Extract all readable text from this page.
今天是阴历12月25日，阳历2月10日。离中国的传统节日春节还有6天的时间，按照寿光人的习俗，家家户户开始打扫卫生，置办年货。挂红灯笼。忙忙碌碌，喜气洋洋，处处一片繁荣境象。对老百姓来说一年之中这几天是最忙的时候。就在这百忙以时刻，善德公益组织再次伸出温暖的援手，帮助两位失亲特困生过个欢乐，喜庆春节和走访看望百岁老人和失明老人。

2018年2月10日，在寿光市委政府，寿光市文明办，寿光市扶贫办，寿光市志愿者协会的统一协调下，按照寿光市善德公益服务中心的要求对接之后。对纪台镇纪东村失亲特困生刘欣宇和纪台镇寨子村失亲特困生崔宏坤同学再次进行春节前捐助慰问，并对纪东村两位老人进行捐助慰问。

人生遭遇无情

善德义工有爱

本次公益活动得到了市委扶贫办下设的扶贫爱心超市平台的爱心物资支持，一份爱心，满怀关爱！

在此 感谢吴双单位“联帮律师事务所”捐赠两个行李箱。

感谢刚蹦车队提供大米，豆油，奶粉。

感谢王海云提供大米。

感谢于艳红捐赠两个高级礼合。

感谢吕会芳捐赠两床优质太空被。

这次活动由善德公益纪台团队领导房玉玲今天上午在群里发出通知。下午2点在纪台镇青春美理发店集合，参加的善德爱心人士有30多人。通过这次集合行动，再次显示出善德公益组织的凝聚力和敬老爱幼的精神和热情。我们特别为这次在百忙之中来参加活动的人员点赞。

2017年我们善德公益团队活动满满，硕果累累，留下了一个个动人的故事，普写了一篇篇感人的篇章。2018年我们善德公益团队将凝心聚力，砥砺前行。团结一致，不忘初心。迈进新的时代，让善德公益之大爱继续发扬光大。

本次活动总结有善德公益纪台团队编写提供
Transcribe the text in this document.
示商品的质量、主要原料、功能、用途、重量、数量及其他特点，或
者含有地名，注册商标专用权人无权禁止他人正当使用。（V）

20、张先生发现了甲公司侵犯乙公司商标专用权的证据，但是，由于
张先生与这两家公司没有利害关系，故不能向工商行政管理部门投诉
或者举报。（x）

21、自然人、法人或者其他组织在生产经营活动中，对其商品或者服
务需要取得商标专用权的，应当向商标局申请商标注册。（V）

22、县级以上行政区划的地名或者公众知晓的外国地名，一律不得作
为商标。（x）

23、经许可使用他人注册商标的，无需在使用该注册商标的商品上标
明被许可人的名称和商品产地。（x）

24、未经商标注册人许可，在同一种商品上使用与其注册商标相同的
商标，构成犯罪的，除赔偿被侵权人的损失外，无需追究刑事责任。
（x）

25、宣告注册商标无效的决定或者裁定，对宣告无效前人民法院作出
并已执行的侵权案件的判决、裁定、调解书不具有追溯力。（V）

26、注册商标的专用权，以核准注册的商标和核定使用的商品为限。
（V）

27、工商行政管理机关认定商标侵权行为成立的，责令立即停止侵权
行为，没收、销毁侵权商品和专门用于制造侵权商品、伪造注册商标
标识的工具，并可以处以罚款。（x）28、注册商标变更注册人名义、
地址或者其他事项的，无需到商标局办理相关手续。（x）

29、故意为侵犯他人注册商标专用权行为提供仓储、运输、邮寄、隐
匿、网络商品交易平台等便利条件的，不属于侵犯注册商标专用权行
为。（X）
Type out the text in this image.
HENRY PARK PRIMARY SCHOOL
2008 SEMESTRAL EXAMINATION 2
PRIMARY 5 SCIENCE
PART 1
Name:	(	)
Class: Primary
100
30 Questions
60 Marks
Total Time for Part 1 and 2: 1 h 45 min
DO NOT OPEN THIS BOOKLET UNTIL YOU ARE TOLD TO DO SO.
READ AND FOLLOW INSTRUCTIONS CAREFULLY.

■ Do this:
Scan the material above. Copy each line that holds the word "text".

■ Output for this exercise:
Extract all readable text from this page.
Transcribe the text in this document.
Type out the text in this image.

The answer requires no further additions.